**Do this:** From the listing below, copy every line with the word "options".

____ Given information

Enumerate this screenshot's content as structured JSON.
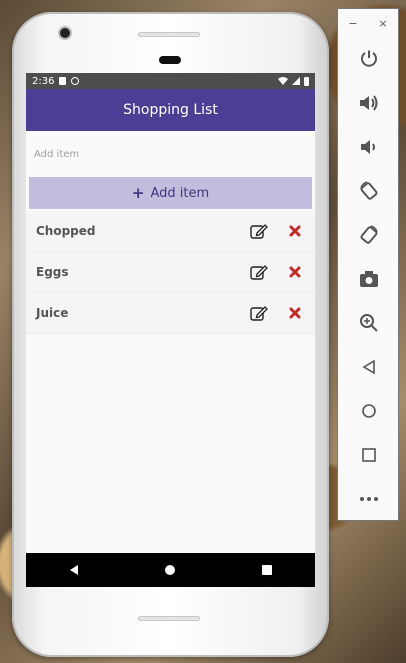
{
  "status_bar": {
    "time": "2:36"
  },
  "app": {
    "title": "Shopping List"
  },
  "input": {
    "placeholder": "Add item",
    "value": ""
  },
  "add_button": {
    "label": "Add item"
  },
  "items": [
    {
      "label": "Chopped"
    },
    {
      "label": "Eggs"
    },
    {
      "label": "Juice"
    }
  ],
  "colors": {
    "app_bar": "#4a3f94",
    "add_button_bg": "#c2bcdd",
    "delete": "#c62828"
  },
  "emulator_panel": {
    "minimize": "−",
    "close": "×",
    "buttons": [
      "power-icon",
      "volume-up-icon",
      "volume-down-icon",
      "rotate-left-icon",
      "rotate-right-icon",
      "camera-icon",
      "zoom-icon",
      "back-icon",
      "home-icon",
      "overview-icon",
      "more-icon"
    ]
  }
}
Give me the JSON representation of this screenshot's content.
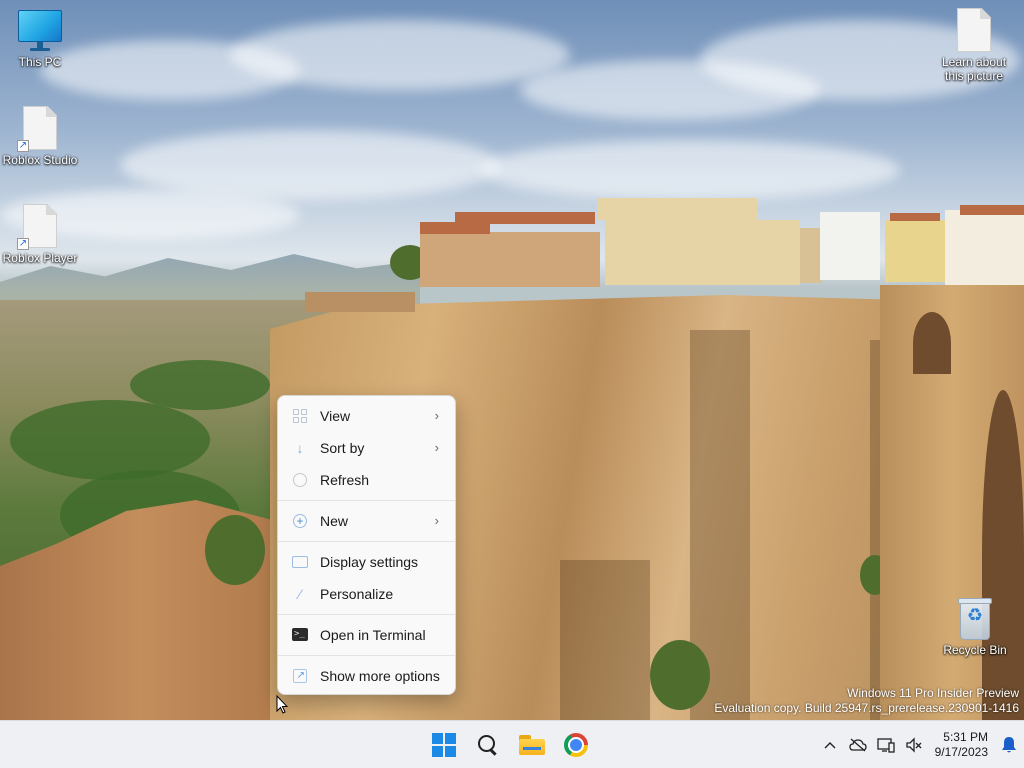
{
  "desktop": {
    "icons": [
      {
        "label": "This PC"
      },
      {
        "label": "Roblox Studio"
      },
      {
        "label": "Roblox Player"
      },
      {
        "label": "Learn about this picture"
      },
      {
        "label": "Recycle Bin"
      }
    ]
  },
  "context_menu": {
    "items": [
      {
        "label": "View",
        "icon": "view-grid-icon",
        "has_submenu": true
      },
      {
        "label": "Sort by",
        "icon": "sort-icon",
        "has_submenu": true
      },
      {
        "label": "Refresh",
        "icon": "refresh-icon",
        "has_submenu": false
      },
      {
        "label": "New",
        "icon": "new-plus-icon",
        "has_submenu": true
      },
      {
        "label": "Display settings",
        "icon": "display-icon",
        "has_submenu": false
      },
      {
        "label": "Personalize",
        "icon": "brush-icon",
        "has_submenu": false
      },
      {
        "label": "Open in Terminal",
        "icon": "terminal-icon",
        "has_submenu": false
      },
      {
        "label": "Show more options",
        "icon": "more-options-icon",
        "has_submenu": false
      }
    ]
  },
  "watermark": {
    "line1": "Windows 11 Pro Insider Preview",
    "line2": "Evaluation copy. Build 25947.rs_prerelease.230901-1416"
  },
  "taskbar": {
    "apps": [
      "start-icon",
      "search-icon",
      "file-explorer-icon",
      "chrome-icon"
    ],
    "tray": {
      "time": "5:31 PM",
      "date": "9/17/2023"
    }
  },
  "colors": {
    "accent": "#1a8ae6",
    "taskbar_bg": "#eef0f4",
    "menu_bg": "#f9f9f9"
  }
}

________

**The reply:**
        "label": "Show more options",
        "icon": "more-options-icon",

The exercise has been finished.